→ **Work to do**
Copy every record below, exactly as written.

→ **Given records**
┌────────

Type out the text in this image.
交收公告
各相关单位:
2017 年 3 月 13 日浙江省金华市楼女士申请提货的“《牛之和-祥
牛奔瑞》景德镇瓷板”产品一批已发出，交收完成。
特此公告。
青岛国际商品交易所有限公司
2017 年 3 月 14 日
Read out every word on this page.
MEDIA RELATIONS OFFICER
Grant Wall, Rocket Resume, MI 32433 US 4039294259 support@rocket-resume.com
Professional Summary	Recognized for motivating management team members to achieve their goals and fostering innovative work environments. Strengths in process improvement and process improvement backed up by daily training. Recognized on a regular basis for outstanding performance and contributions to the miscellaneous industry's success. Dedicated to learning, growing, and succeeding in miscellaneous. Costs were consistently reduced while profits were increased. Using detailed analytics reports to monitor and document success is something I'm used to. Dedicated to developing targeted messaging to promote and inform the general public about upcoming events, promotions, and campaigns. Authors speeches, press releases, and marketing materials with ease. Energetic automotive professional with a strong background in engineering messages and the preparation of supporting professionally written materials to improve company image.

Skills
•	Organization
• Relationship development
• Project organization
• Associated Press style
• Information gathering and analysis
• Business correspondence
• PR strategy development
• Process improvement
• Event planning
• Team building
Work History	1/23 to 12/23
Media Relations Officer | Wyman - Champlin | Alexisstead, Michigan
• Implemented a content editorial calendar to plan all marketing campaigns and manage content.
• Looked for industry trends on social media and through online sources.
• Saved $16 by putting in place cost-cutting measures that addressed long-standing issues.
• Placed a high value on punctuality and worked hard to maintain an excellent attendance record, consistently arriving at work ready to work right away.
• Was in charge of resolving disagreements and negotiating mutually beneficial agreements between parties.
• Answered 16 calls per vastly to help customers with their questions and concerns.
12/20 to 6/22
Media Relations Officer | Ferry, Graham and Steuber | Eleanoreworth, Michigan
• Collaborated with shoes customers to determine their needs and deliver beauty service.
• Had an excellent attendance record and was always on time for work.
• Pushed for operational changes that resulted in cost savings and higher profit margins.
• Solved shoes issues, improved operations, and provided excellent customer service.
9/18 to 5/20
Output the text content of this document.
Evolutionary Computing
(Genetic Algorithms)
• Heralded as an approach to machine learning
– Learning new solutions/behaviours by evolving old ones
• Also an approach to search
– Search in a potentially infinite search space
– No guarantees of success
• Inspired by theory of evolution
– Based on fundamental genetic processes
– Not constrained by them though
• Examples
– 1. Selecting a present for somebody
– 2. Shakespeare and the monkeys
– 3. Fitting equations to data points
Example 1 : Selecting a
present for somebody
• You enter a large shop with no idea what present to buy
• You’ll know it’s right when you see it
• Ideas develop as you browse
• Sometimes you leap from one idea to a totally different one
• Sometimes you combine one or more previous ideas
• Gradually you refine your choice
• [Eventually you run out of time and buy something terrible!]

└────────

→ **Result of this exercise**
Type out the text in this image.
交收公告
各相关单位:
2017 年 3 月 13 日浙江省金华市楼女士申请提货的“《牛之和-祥
牛奔瑞》景德镇瓷板”产品一批已发出，交收完成。
特此公告。
青岛国际商品交易所有限公司
2017 年 3 月 14 日
Read out every word on this page.
MEDIA RELATIONS OFFICER
Grant Wall, Rocket Resume, MI 32433 US 4039294259 support@rocket-resume.com
Professional Summary	Recognized for motivating management team members to achieve their goals and fostering innovative work environments. Strengths in process improvement and process improvement backed up by daily training. Recognized on a regular basis for outstanding performance and contributions to the miscellaneous industry's success. Dedicated to learning, growing, and succeeding in miscellaneous. Costs were consistently reduced while profits were increased. Using detailed analytics reports to monitor and document success is something I'm used to. Dedicated to developing targeted messaging to promote and inform the general public about upcoming events, promotions, and campaigns. Authors speeches, press releases, and marketing materials with ease. Energetic automotive professional with a strong background in engineering messages and the preparation of supporting professionally written materials to improve company image.

Skills
•	Organization
• Relationship development
• Project organization
• Associated Press style
• Information gathering and analysis
• Business correspondence
• PR strategy development
• Process improvement
• Event planning
• Team building
Work History	1/23 to 12/23
Media Relations Officer | Wyman - Champlin | Alexisstead, Michigan
• Implemented a content editorial calendar to plan all marketing campaigns and manage content.
• Looked for industry trends on social media and through online sources.
• Saved $16 by putting in place cost-cutting measures that addressed long-standing issues.
• Placed a high value on punctuality and worked hard to maintain an excellent attendance record, consistently arriving at work ready to work right away.
• Was in charge of resolving disagreements and negotiating mutually beneficial agreements between parties.
• Answered 16 calls per vastly to help customers with their questions and concerns.
12/20 to 6/22
Media Relations Officer | Ferry, Graham and Steuber | Eleanoreworth, Michigan
• Collaborated with shoes customers to determine their needs and deliver beauty service.
• Had an excellent attendance record and was always on time for work.
• Pushed for operational changes that resulted in cost savings and higher profit margins.
• Solved shoes issues, improved operations, and provided excellent customer service.
9/18 to 5/20
Output the text content of this document.
Evolutionary Computing
(Genetic Algorithms)
• Heralded as an approach to machine learning
– Learning new solutions/behaviours by evolving old ones
• Also an approach to search
– Search in a potentially infinite search space
– No guarantees of success
• Inspired by theory of evolution
– Based on fundamental genetic processes
– Not constrained by them though
• Examples
– 1. Selecting a present for somebody
– 2. Shakespeare and the monkeys
– 3. Fitting equations to data points
Example 1 : Selecting a
present for somebody
• You enter a large shop with no idea what present to buy
• You’ll know it’s right when you see it
• Ideas develop as you browse
• Sometimes you leap from one idea to a totally different one
• Sometimes you combine one or more previous ideas
• Gradually you refine your choice
• [Eventually you run out of time and buy something terrible!]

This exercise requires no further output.